[Records from a dataset]
+ + + + + + +

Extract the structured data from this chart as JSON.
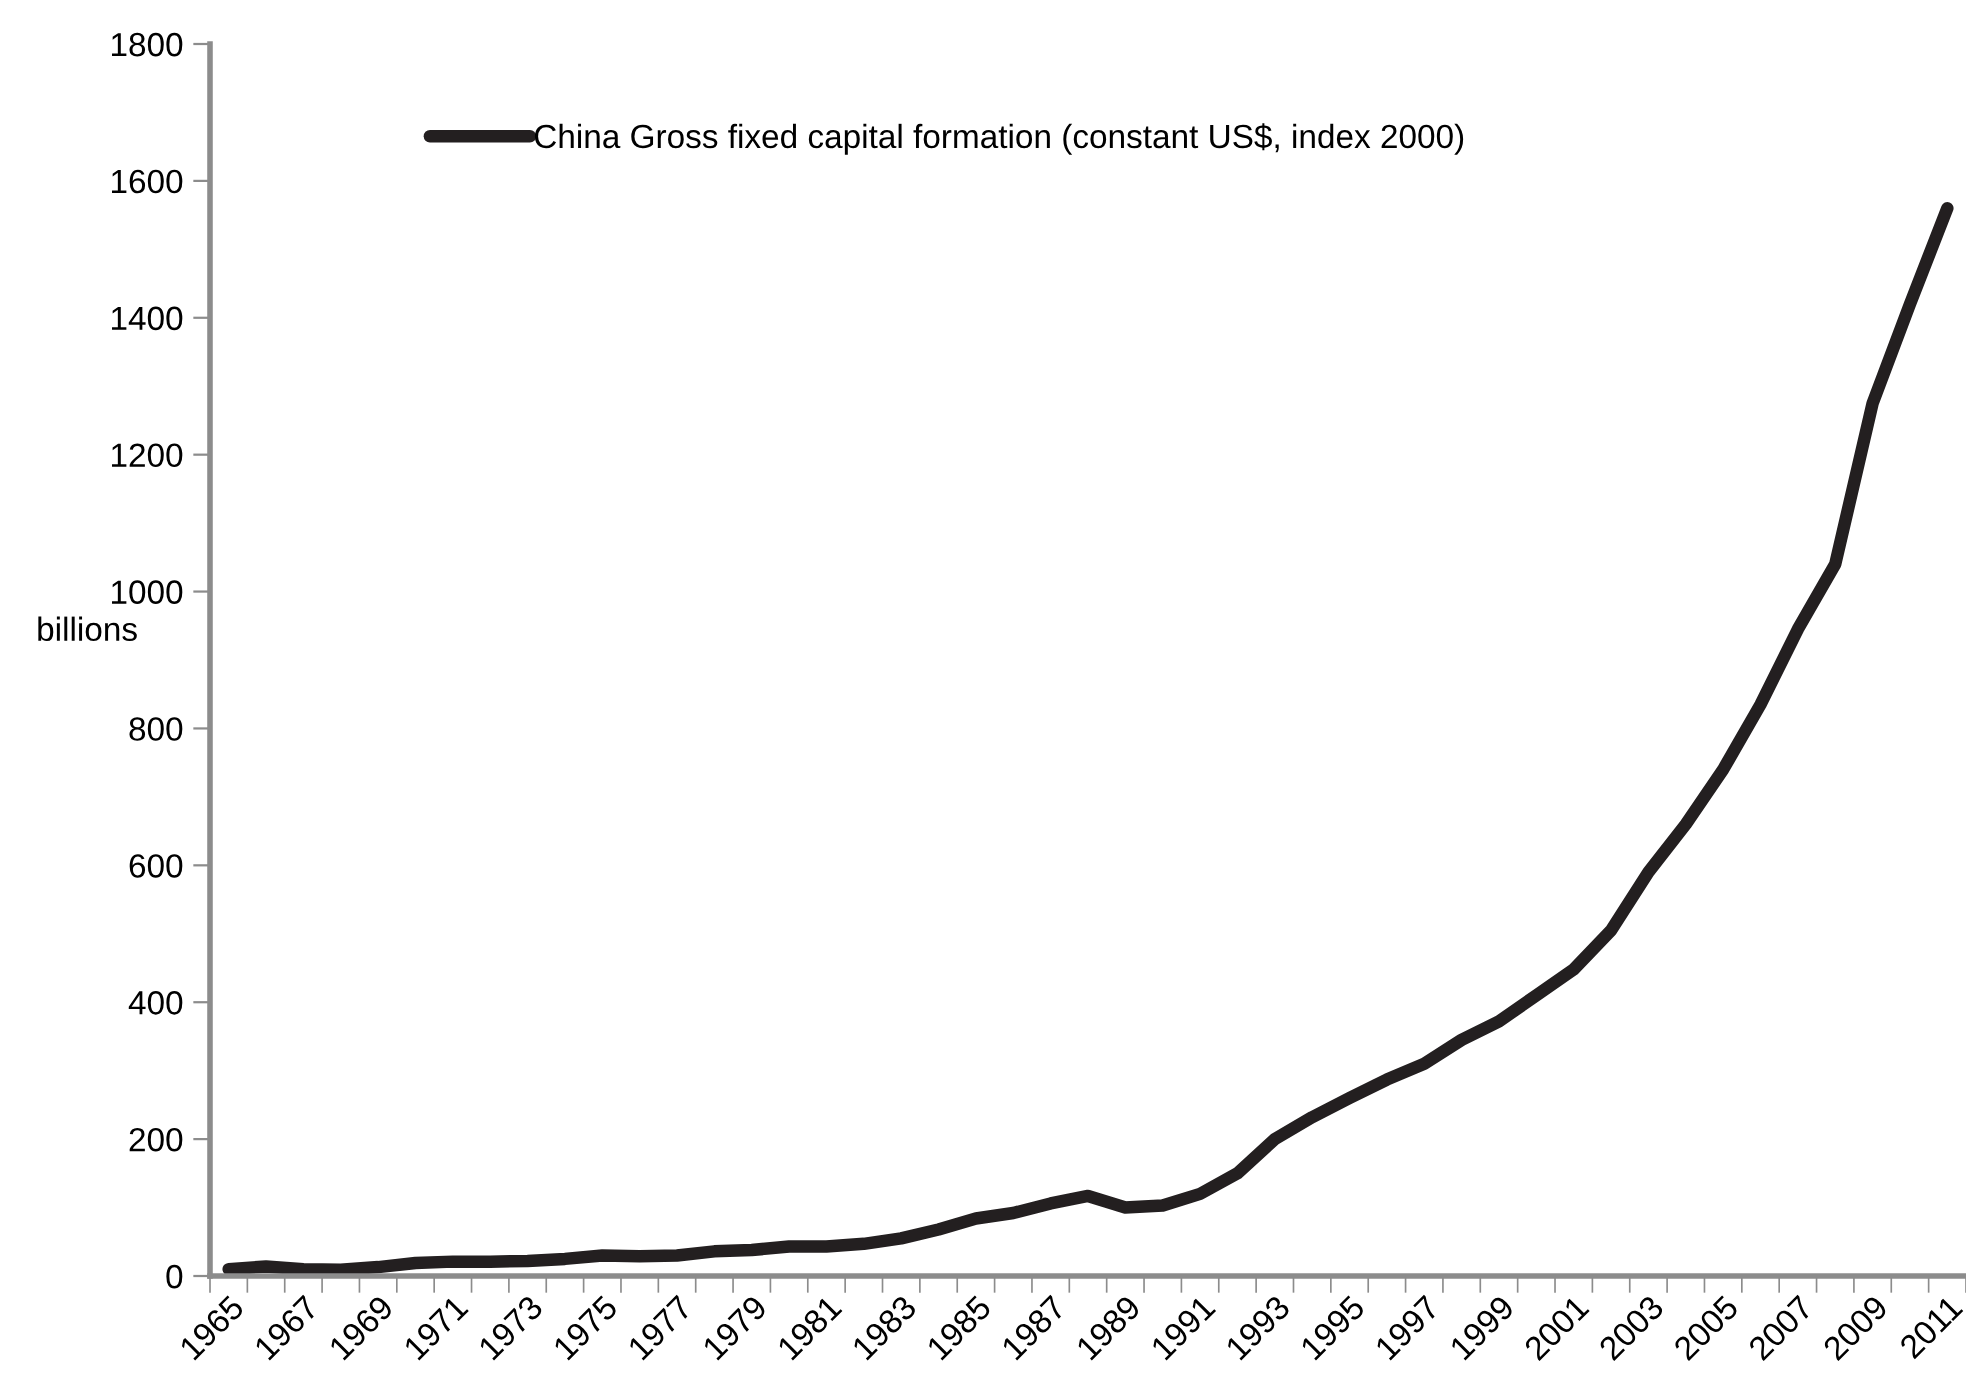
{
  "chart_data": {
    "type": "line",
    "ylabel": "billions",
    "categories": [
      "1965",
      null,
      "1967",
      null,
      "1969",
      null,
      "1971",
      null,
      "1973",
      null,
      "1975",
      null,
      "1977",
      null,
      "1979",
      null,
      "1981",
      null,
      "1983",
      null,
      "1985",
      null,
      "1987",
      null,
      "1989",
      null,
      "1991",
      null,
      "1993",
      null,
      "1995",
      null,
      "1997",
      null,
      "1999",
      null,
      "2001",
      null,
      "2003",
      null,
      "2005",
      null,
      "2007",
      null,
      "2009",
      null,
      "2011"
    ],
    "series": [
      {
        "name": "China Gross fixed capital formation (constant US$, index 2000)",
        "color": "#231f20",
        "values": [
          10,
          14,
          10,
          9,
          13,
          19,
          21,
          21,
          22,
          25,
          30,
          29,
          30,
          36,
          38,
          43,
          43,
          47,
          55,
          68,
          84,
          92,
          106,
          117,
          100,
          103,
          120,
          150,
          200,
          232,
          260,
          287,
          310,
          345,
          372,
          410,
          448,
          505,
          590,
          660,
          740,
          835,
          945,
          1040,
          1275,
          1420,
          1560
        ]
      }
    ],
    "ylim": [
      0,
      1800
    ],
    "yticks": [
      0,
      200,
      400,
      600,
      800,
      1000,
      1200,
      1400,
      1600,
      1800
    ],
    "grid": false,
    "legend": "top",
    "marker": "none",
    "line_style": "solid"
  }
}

+ + + + + + +

**Short exercise**
Write out the listing word for word, omitting the pictures it holds.

**Result of the exercise**
Extract the structured data from this chart as JSON.
{
  "chart_data": {
    "type": "line",
    "ylabel": "billions",
    "categories": [
      "1965",
      null,
      "1967",
      null,
      "1969",
      null,
      "1971",
      null,
      "1973",
      null,
      "1975",
      null,
      "1977",
      null,
      "1979",
      null,
      "1981",
      null,
      "1983",
      null,
      "1985",
      null,
      "1987",
      null,
      "1989",
      null,
      "1991",
      null,
      "1993",
      null,
      "1995",
      null,
      "1997",
      null,
      "1999",
      null,
      "2001",
      null,
      "2003",
      null,
      "2005",
      null,
      "2007",
      null,
      "2009",
      null,
      "2011"
    ],
    "series": [
      {
        "name": "China Gross fixed capital formation (constant US$, index 2000)",
        "color": "#231f20",
        "values": [
          10,
          14,
          10,
          9,
          13,
          19,
          21,
          21,
          22,
          25,
          30,
          29,
          30,
          36,
          38,
          43,
          43,
          47,
          55,
          68,
          84,
          92,
          106,
          117,
          100,
          103,
          120,
          150,
          200,
          232,
          260,
          287,
          310,
          345,
          372,
          410,
          448,
          505,
          590,
          660,
          740,
          835,
          945,
          1040,
          1275,
          1420,
          1560
        ]
      }
    ],
    "ylim": [
      0,
      1800
    ],
    "yticks": [
      0,
      200,
      400,
      600,
      800,
      1000,
      1200,
      1400,
      1600,
      1800
    ],
    "grid": false,
    "legend": "top",
    "marker": "none",
    "line_style": "solid"
  }
}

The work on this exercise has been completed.